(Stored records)
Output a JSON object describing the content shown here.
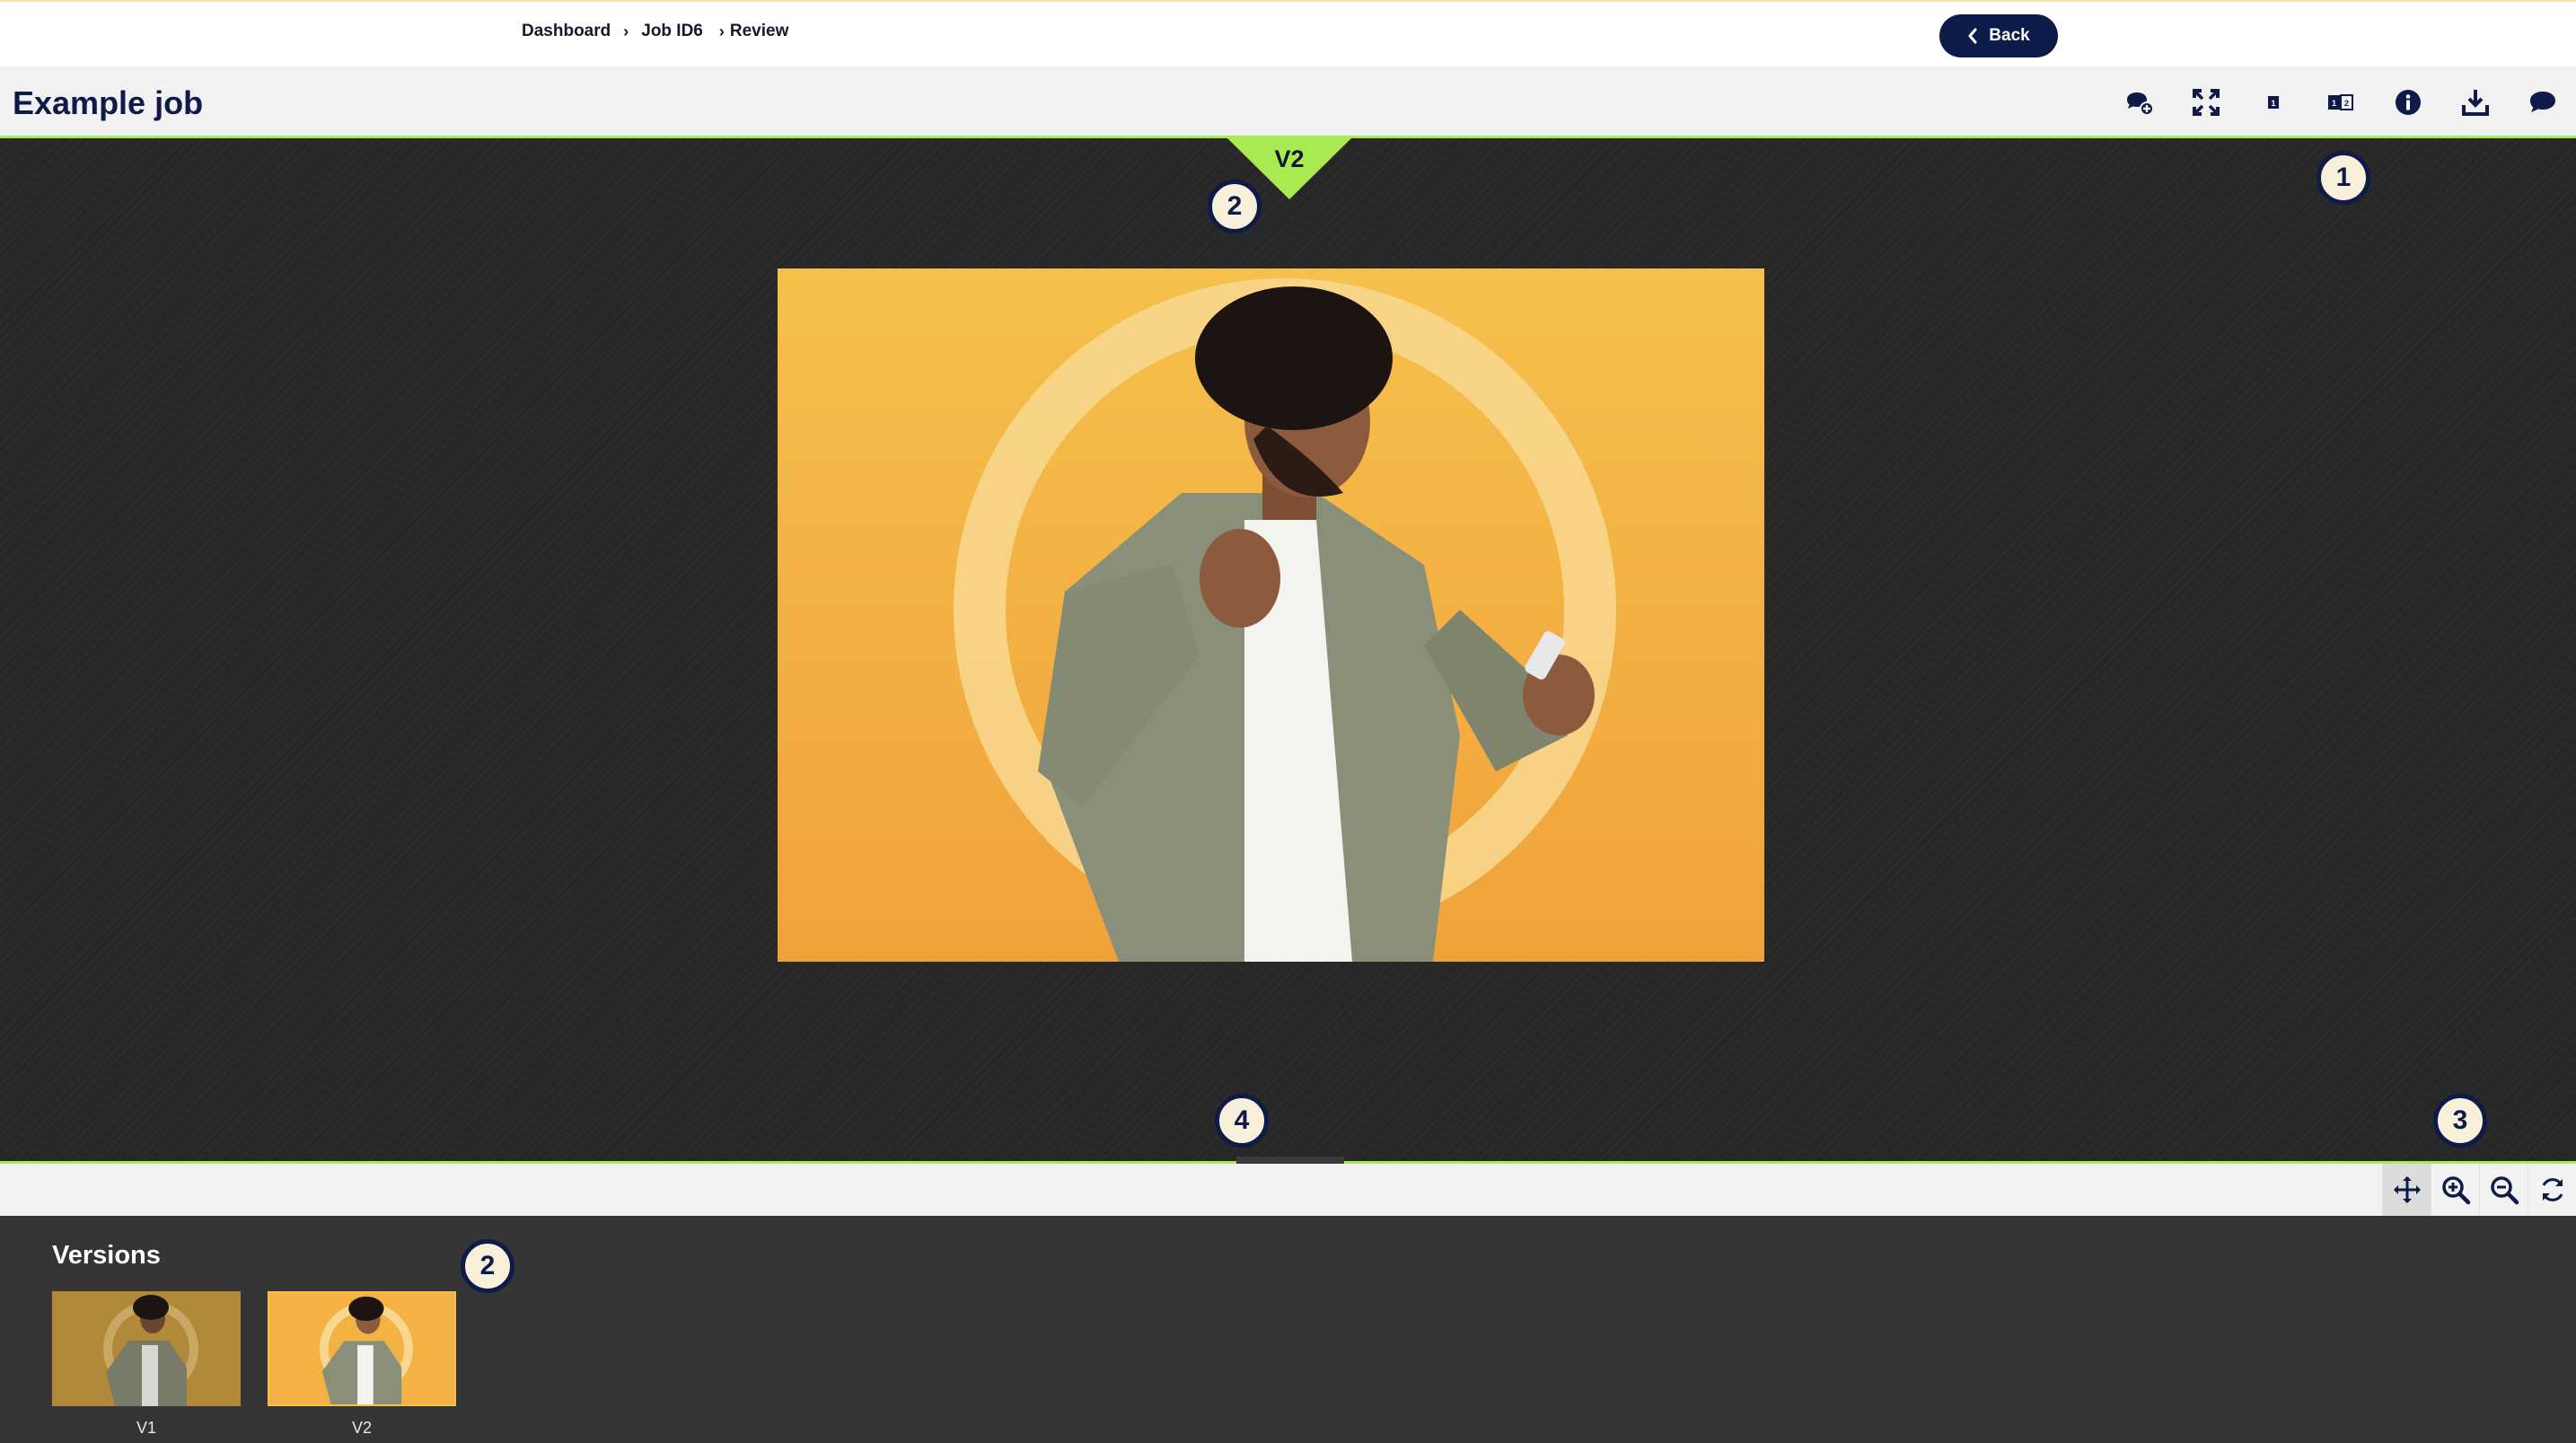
{
  "breadcrumb": {
    "items": [
      "Dashboard",
      "Job ID6",
      "Review"
    ],
    "separator": "›"
  },
  "top_actions": {
    "back_label": "Back"
  },
  "header": {
    "title": "Example job"
  },
  "toolbar": {
    "items": [
      {
        "name": "add-comment-icon"
      },
      {
        "name": "fullscreen-icon"
      },
      {
        "name": "single-view-icon"
      },
      {
        "name": "compare-view-icon"
      },
      {
        "name": "info-icon"
      },
      {
        "name": "download-icon"
      },
      {
        "name": "comments-icon"
      }
    ]
  },
  "viewer": {
    "current_version": "V2"
  },
  "markers": {
    "m1": "1",
    "m2_top": "2",
    "m3": "3",
    "m4": "4",
    "m2_bottom": "2"
  },
  "controls": {
    "items": [
      "move-icon",
      "zoom-in-icon",
      "zoom-out-icon",
      "reset-icon"
    ]
  },
  "versions": {
    "title": "Versions",
    "items": [
      {
        "label": "V1"
      },
      {
        "label": "V2"
      }
    ]
  },
  "colors": {
    "navy": "#0e1a47",
    "accent_green": "#a7ea52",
    "canvas": "#272727",
    "panel": "#353535"
  }
}
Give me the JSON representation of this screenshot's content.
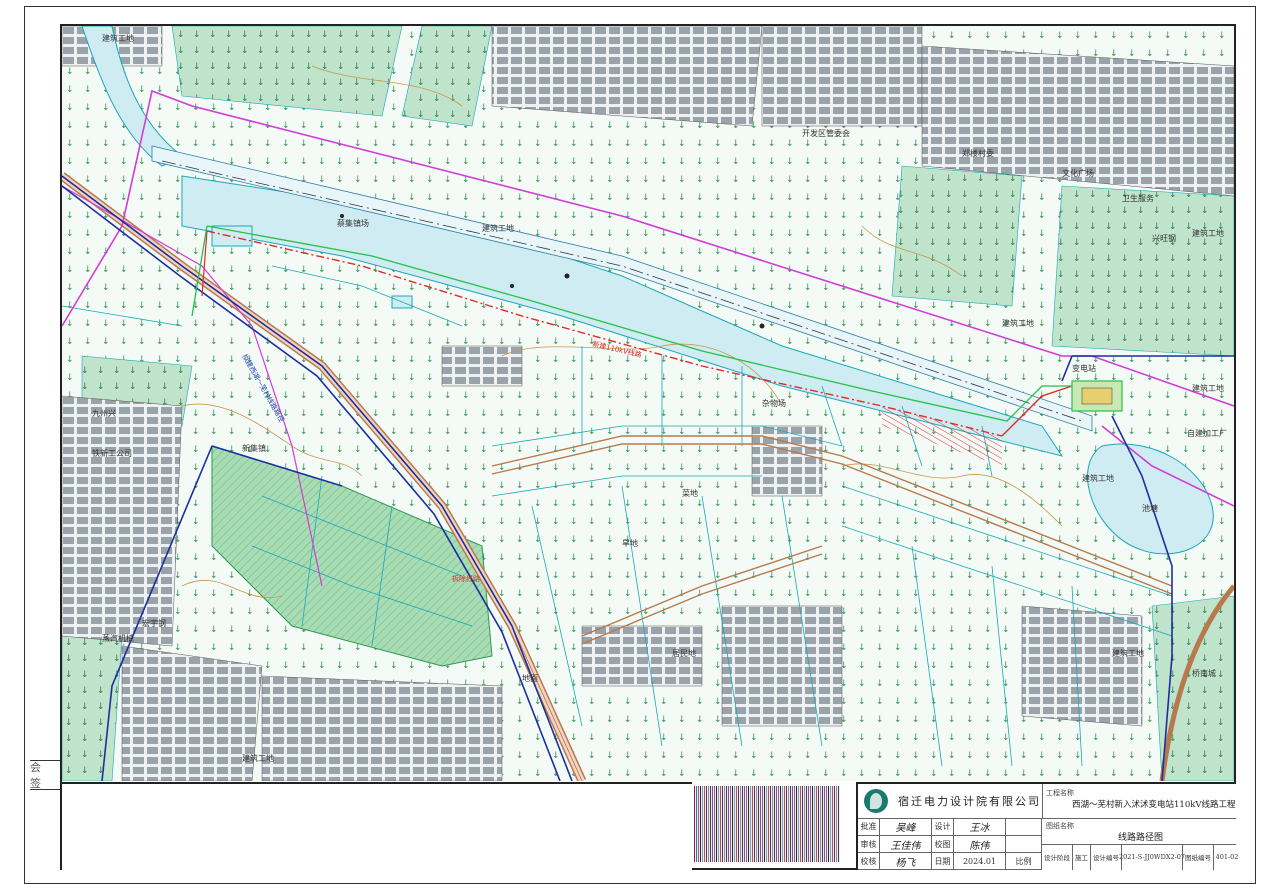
{
  "title_block": {
    "company": "宿迁电力设计院有限公司",
    "project_label": "工程名称",
    "project_name": "西湖～芜村新入沭沭变电站110kV线路工程",
    "drawing_label": "图纸名称",
    "drawing_name": "线路路径图",
    "roles": [
      "批准",
      "审核",
      "校核"
    ],
    "role_sigs": [
      "吴峰",
      "王佳伟",
      "杨飞"
    ],
    "roles_right": [
      "设计",
      "校图",
      "日期"
    ],
    "role_sigs_right": [
      "王冰",
      "陈伟",
      ""
    ],
    "date_value": "2024.01",
    "scale_label": "比例",
    "bottom_cells": [
      "设计阶段",
      "施工",
      "设计编号",
      "2021-S-JJ0WDX2-07",
      "图纸编号",
      "401-02"
    ]
  },
  "margin": {
    "sign_label": "会签"
  },
  "map": {
    "labels": [
      "蔡集镇场",
      "建筑工地",
      "建筑工地",
      "建筑工地",
      "建筑工地",
      "新集镇",
      "杂物场",
      "地面",
      "建筑工地",
      "宏宇钢",
      "铁新工公司",
      "九州兴",
      "桥南城",
      "建筑工地",
      "自建加工厂",
      "郑楼村委",
      "文化广场",
      "卫生服务",
      "建筑工地",
      "变电站",
      "居民地",
      "旱地",
      "池塘",
      "建筑工地",
      "菜地",
      "兴旺钢",
      "蒸汽机械",
      "开发区管委会"
    ],
    "route_notes": [
      "新建110kV线路",
      "拟建西湖～芜村线路路径",
      "拆除线路"
    ],
    "colors": {
      "vegetation": "#c9e8d3",
      "water": "#d3eef3",
      "building": "#b8bec4",
      "route_magenta": "#d13dd6",
      "route_blue": "#1b2f9e",
      "route_red": "#e02a2a",
      "route_green": "#27c04a",
      "road_brown": "#b77a4d",
      "contour": "#c8974a",
      "cyan_lines": "#1aa7b8"
    }
  }
}
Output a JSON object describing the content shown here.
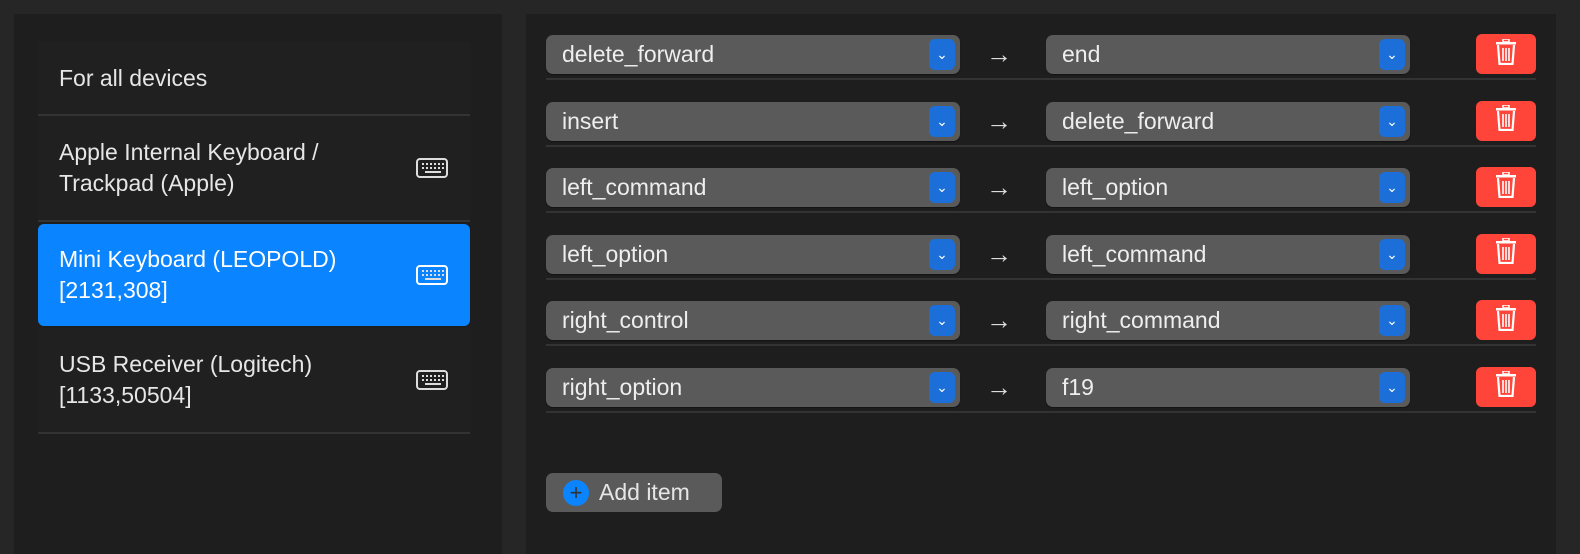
{
  "devices": [
    {
      "label": "For all devices",
      "icon": "none",
      "selected": false
    },
    {
      "label": "Apple Internal Keyboard / Trackpad (Apple)",
      "icon": "keyboard-icon",
      "selected": false
    },
    {
      "label": "Mini Keyboard (LEOPOLD) [2131,308]",
      "icon": "keyboard-icon",
      "selected": true
    },
    {
      "label": "USB Receiver (Logitech) [1133,50504]",
      "icon": "keyboard-icon",
      "selected": false
    }
  ],
  "mappings": [
    {
      "from": "delete_forward",
      "to": "end"
    },
    {
      "from": "insert",
      "to": "delete_forward"
    },
    {
      "from": "left_command",
      "to": "left_option"
    },
    {
      "from": "left_option",
      "to": "left_command"
    },
    {
      "from": "right_control",
      "to": "right_command"
    },
    {
      "from": "right_option",
      "to": "f19"
    }
  ],
  "arrow": "→",
  "chevron": "⌄",
  "add_item_label": "Add item",
  "colors": {
    "accent": "#0a84ff",
    "delete": "#ff453a",
    "popup": "#5a5a5a"
  }
}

> WHAT IS REQUIRED: Repeat verbatim all the material, but not the pictures.

> RESPONSE TO THE TASK:
Output a JSON object describing the content shown here.
{
  "breadcrumb": {
    "items": [
      "Dashboard",
      "Job ID6",
      "Review"
    ],
    "separator": "›"
  },
  "top_actions": {
    "back_label": "Back"
  },
  "header": {
    "title": "Example job"
  },
  "toolbar": {
    "items": [
      {
        "name": "add-comment-icon"
      },
      {
        "name": "fullscreen-icon"
      },
      {
        "name": "single-view-icon"
      },
      {
        "name": "compare-view-icon"
      },
      {
        "name": "info-icon"
      },
      {
        "name": "download-icon"
      },
      {
        "name": "comments-icon"
      }
    ]
  },
  "viewer": {
    "current_version": "V2"
  },
  "markers": {
    "m1": "1",
    "m2_top": "2",
    "m3": "3",
    "m4": "4",
    "m2_bottom": "2"
  },
  "controls": {
    "items": [
      "move-icon",
      "zoom-in-icon",
      "zoom-out-icon",
      "reset-icon"
    ]
  },
  "versions": {
    "title": "Versions",
    "items": [
      {
        "label": "V1"
      },
      {
        "label": "V2"
      }
    ]
  },
  "colors": {
    "navy": "#0e1a47",
    "accent_green": "#a7ea52",
    "canvas": "#272727",
    "panel": "#353535"
  }
}
Give me the JSON representation of this screenshot's content.
{
  "title_block": {
    "company": "宿迁电力设计院有限公司",
    "project_label": "工程名称",
    "project_name": "西湖～芜村新入沭沭变电站110kV线路工程",
    "drawing_label": "图纸名称",
    "drawing_name": "线路路径图",
    "roles": [
      "批准",
      "审核",
      "校核"
    ],
    "role_sigs": [
      "吴峰",
      "王佳伟",
      "杨飞"
    ],
    "roles_right": [
      "设计",
      "校图",
      "日期"
    ],
    "role_sigs_right": [
      "王冰",
      "陈伟",
      ""
    ],
    "date_value": "2024.01",
    "scale_label": "比例",
    "bottom_cells": [
      "设计阶段",
      "施工",
      "设计编号",
      "2021-S-JJ0WDX2-07",
      "图纸编号",
      "401-02"
    ]
  },
  "margin": {
    "sign_label": "会签"
  },
  "map": {
    "labels": [
      "蔡集镇场",
      "建筑工地",
      "建筑工地",
      "建筑工地",
      "建筑工地",
      "新集镇",
      "杂物场",
      "地面",
      "建筑工地",
      "宏宇钢",
      "铁新工公司",
      "九州兴",
      "桥南城",
      "建筑工地",
      "自建加工厂",
      "郑楼村委",
      "文化广场",
      "卫生服务",
      "建筑工地",
      "变电站",
      "居民地",
      "旱地",
      "池塘",
      "建筑工地",
      "菜地",
      "兴旺钢",
      "蒸汽机械",
      "开发区管委会"
    ],
    "route_notes": [
      "新建110kV线路",
      "拟建西湖～芜村线路路径",
      "拆除线路"
    ],
    "colors": {
      "vegetation": "#c9e8d3",
      "water": "#d3eef3",
      "building": "#b8bec4",
      "route_magenta": "#d13dd6",
      "route_blue": "#1b2f9e",
      "route_red": "#e02a2a",
      "route_green": "#27c04a",
      "road_brown": "#b77a4d",
      "contour": "#c8974a",
      "cyan_lines": "#1aa7b8"
    }
  }
}
Output a JSON object describing the content shown here.
{
  "devices": [
    {
      "label": "For all devices",
      "icon": "none",
      "selected": false
    },
    {
      "label": "Apple Internal Keyboard / Trackpad (Apple)",
      "icon": "keyboard-icon",
      "selected": false
    },
    {
      "label": "Mini Keyboard (LEOPOLD) [2131,308]",
      "icon": "keyboard-icon",
      "selected": true
    },
    {
      "label": "USB Receiver (Logitech) [1133,50504]",
      "icon": "keyboard-icon",
      "selected": false
    }
  ],
  "mappings": [
    {
      "from": "delete_forward",
      "to": "end"
    },
    {
      "from": "insert",
      "to": "delete_forward"
    },
    {
      "from": "left_command",
      "to": "left_option"
    },
    {
      "from": "left_option",
      "to": "left_command"
    },
    {
      "from": "right_control",
      "to": "right_command"
    },
    {
      "from": "right_option",
      "to": "f19"
    }
  ],
  "arrow": "→",
  "chevron": "⌄",
  "add_item_label": "Add item",
  "colors": {
    "accent": "#0a84ff",
    "delete": "#ff453a",
    "popup": "#5a5a5a"
  }
}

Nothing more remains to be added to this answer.